TEXT PASSAGE
The TCJA reduced the federal corporate income tax rate from 35% to 21%. Currently, all OTP rates have been developed using a 35% tax rate. The MPUC, the NDPSC, the SDPUC and the FERC have all initiated dockets or proceedings to assess the impact of the lower income tax rates under the TCJA on electric rates and develop regulatory strategies to incorporate the tax change into future rates, if warranted. The MPUC required regulated utilities providing service in Minnesota to make filings by February 15, 2018 but has not made a determination on rate treatment. The SDPUC required initial comments by February 1, 2018 and indicated that revenues collected after December 31, 2017 would be subject to refund, pending determination of the impacts of the TCJA. As described above, OTP’s pending general rate cases in North Dakota and South Dakota reflect the impact of the TCJA. OTP has accrued refund liabilities for revenues collected under rates set to recover higher levels of federal income taxes than OTP is currently incurring under the lower federal tax rates in the TCJA. The accrued refund liabilities as of March 31, 2018 related to the tax rate reduction were $1.9 million in Minnesota, $0.8 million in North Dakota and $0.5 million in South Dakota.

 

 

FERC

 

Wholesale power sales and transmission rates are subject to the jurisdiction of the FERC under the Federal Power Act. The FERC is an independent agency with jurisdiction over rates for wholesale electricity sales, transmission and sale of electric energy in interstate commerce, interconnection of facilities, and accounting policies and practices. Filed rates are effective after a one-day suspension period, subject to ultimate approval by the FERC.

 

MVPs—On December 16, 2010 the FERC approved the cost allocation for a new classification of projects in the MISO region called MVPs. MVPs are designed to enable the region to comply with energy policy mandates and to address reliability and economic issues affecting multiple transmission zones within the MISO region. The cost allocation is designed to ensure that the costs of transmission projects with regional benefits are properly assigned to those who benefit.

 

On November 12, 2013 a group of industrial customers and other stakeholders filed a complaint with the FERC seeking to reduce the ROE component of the transmission rates that MISO transmission owners, including OTP, may collect under the MISO Tariff. The complainants sought to reduce the 12.38% ROE used in MISO’s transmission rates to a proposed 9.15%. The complaint established a 15-month refund period from November 12, 2013 to February 11, 2015. A non-binding decision by the presiding Administrative Law Judge (ALJ) was issued on December 22, 2015 finding that the MISO transmission owners’ ROE should be 10.32%, and the FERC issued an order on September 28, 2016 setting the base ROE at 10.32%. A number of parties requested rehearing of the September 2016 order and the requests are pending FERC action.

 

On November 6, 2014 a group of MISO transmission owners, including OTP, filed for a FERC incentive of an additional 50-basis points for Regional Transmission Organization participation (RTO Adder). On January 5, 2015 the FERC granted the request, deferring collection of the RTO Adder until the FERC issued its order in the ROE complaint proceeding. Based on the FERC adjustment to the MISO Tariff ROE resulting from the November 12, 2013 complaint and OTP’s incentive rate filing, OTP’s ROE will be 10.82% (a 10.32% base ROE plus the 0.5% RTO Adder) effective September 28, 2016.

PROBLEM REQUIREMENTS
Write the next part of the passage on utility rates and the federal tax cut, picking up after its last sentence. You won't need the lines that come after this passage.

RECORDS PROVIDED
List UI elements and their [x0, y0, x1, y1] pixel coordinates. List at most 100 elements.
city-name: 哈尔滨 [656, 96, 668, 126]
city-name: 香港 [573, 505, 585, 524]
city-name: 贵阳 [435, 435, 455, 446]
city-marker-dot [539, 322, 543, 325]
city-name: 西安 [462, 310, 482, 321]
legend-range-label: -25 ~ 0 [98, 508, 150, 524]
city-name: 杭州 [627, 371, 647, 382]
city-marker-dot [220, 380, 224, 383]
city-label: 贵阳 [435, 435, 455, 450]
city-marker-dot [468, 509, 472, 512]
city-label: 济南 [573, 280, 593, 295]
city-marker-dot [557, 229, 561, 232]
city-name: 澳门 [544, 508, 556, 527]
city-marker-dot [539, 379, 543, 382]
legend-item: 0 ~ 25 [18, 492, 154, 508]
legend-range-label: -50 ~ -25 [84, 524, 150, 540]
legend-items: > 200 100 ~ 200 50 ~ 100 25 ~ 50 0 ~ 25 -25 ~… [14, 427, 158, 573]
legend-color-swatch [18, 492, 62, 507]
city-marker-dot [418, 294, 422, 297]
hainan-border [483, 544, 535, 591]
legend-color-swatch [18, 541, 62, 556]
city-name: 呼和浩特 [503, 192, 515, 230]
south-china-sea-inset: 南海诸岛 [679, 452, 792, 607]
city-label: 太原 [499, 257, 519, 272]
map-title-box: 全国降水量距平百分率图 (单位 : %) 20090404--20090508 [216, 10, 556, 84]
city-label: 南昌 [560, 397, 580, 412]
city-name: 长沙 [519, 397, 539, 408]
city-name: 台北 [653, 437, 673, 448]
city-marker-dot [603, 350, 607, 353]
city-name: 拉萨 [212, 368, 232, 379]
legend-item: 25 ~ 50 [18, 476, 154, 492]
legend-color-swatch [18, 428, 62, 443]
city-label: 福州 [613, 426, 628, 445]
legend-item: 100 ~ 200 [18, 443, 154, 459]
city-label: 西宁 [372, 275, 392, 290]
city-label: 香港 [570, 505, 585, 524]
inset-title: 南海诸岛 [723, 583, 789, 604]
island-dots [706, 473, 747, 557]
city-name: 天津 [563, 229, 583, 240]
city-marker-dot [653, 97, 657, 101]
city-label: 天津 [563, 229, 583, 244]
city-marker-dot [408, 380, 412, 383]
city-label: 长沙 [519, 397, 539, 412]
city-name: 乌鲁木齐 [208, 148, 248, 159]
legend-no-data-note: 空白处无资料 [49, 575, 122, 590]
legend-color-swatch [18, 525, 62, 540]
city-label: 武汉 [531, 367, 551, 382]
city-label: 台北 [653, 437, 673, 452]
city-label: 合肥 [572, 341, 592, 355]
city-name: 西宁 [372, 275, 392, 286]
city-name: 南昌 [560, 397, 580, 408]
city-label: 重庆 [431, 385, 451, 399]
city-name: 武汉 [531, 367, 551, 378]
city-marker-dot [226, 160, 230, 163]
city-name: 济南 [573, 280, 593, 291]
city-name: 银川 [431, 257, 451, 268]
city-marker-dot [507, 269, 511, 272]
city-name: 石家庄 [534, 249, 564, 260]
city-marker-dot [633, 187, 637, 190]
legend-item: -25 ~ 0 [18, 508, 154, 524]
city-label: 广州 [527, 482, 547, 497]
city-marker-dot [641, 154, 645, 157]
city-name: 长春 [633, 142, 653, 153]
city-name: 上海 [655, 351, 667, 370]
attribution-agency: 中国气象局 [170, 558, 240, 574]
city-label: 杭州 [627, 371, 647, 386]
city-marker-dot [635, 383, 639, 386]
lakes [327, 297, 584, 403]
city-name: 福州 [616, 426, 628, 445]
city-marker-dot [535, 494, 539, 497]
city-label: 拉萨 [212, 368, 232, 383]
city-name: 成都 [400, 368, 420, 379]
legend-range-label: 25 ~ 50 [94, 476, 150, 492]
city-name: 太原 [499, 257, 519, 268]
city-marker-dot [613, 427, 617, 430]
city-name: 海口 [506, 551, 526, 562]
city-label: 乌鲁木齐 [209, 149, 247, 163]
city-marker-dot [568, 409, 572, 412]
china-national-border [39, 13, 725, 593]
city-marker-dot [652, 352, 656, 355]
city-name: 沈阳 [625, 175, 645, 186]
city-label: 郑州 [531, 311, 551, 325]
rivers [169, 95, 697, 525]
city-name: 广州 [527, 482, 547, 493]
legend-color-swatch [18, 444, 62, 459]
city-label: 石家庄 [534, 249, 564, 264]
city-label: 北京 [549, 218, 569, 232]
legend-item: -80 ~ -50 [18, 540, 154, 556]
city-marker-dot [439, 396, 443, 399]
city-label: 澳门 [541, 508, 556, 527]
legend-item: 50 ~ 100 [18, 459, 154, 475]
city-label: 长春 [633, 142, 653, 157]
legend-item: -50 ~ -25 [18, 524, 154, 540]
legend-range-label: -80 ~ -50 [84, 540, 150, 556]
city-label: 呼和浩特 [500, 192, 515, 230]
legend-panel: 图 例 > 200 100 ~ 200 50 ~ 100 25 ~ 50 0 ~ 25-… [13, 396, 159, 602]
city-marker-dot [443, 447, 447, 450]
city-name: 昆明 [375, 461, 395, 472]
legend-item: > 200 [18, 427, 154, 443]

RESULT
 

On February 12, 2015 another group of stakeholders filed a complaint with the FERC seeking to reduce the ROE component of the transmission rates that MISO transmission owners, including OTP, may collect under the MISO Tariff from 12.38% to a proposed 8.67%. This second complaint established a second 15-month refund period from February 12, 2015 to May 11, 2016. The FERC issued an order on June 18, 2015 setting the complaint for hearings before an ALJ, which were held the week of February 16, 2016. A non-binding decision by the presiding ALJ was issued on June 30, 2016 finding that the MISO transmission owners’ ROE should be 9.7%. OTP is currently waiting for the issuance of a FERC order on the second complaint.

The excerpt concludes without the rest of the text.